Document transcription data
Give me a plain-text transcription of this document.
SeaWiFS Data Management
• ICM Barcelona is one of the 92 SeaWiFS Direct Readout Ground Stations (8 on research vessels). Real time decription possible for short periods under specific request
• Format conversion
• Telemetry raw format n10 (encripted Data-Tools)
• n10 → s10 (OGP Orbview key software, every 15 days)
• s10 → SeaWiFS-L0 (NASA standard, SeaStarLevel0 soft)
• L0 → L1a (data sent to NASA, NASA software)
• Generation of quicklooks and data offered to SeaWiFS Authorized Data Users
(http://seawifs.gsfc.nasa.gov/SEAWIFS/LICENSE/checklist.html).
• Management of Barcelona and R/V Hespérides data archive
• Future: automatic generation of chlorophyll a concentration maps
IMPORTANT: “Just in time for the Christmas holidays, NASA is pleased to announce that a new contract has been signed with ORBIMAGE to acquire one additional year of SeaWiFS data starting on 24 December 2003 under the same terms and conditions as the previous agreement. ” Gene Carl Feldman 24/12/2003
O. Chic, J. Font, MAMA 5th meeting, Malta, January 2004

Problem ▸
For every line above that includes the string "Barcelona", copy the line.

Response area ▸
• ICM Barcelona is one of the 92 SeaWiFS Direct Readout Ground Stations (8 on research vessels). Real time decription possible for short periods under specific request
• Management of Barcelona and R/V Hespérides data archive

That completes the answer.